◆ Exercise description: Here are some records. Copy each one exactly.

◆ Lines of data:
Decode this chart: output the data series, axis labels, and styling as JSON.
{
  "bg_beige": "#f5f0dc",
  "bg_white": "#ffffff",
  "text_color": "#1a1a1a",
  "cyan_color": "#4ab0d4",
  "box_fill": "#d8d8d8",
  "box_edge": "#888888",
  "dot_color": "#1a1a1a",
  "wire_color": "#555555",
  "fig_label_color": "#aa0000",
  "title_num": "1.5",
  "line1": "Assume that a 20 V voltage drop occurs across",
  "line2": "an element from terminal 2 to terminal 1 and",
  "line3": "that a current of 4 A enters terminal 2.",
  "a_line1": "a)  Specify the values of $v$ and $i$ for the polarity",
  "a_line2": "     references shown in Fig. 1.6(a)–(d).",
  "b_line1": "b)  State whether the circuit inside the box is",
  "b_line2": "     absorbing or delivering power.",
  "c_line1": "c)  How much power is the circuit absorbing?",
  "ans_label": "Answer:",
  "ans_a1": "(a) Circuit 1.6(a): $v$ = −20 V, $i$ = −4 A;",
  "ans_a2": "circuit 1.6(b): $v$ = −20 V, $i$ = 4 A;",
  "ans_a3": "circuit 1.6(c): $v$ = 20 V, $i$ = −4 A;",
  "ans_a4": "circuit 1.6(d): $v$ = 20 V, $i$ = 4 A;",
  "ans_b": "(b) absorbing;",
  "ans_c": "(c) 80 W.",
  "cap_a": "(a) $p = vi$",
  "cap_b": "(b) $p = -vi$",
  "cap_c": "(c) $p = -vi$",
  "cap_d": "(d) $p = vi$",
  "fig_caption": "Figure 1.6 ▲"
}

◆ In response:
Decode this chart: output the data series, axis labels, and styling as JSON.
{
  "bg_beige": "#f5f0dc",
  "bg_white": "#ffffff",
  "text_color": "#1a1a1a",
  "cyan_color": "#4ab0d4",
  "box_fill": "#d8d8d8",
  "box_edge": "#888888",
  "dot_color": "#1a1a1a",
  "wire_color": "#555555",
  "fig_label_color": "#aa0000",
  "title_num": "1.5",
  "line1": "Assume that a 20 V voltage drop occurs across",
  "line2": "an element from terminal 2 to terminal 1 and",
  "line3": "that a current of 4 A enters terminal 2.",
  "a_line1": "a)  Specify the values of $v$ and $i$ for the polarity",
  "a_line2": "     references shown in Fig. 1.6(a)–(d).",
  "b_line1": "b)  State whether the circuit inside the box is",
  "b_line2": "     absorbing or delivering power.",
  "c_line1": "c)  How much power is the circuit absorbing?",
  "ans_label": "Answer:",
  "ans_a1": "(a) Circuit 1.6(a): $v$ = −20 V, $i$ = −4 A;",
  "ans_a2": "circuit 1.6(b): $v$ = −20 V, $i$ = 4 A;",
  "ans_a3": "circuit 1.6(c): $v$ = 20 V, $i$ = −4 A;",
  "ans_a4": "circuit 1.6(d): $v$ = 20 V, $i$ = 4 A;",
  "ans_b": "(b) absorbing;",
  "ans_c": "(c) 80 W.",
  "cap_a": "(a) $p = vi$",
  "cap_b": "(b) $p = -vi$",
  "cap_c": "(c) $p = -vi$",
  "cap_d": "(d) $p = vi$",
  "fig_caption": "Figure 1.6 ▲"
}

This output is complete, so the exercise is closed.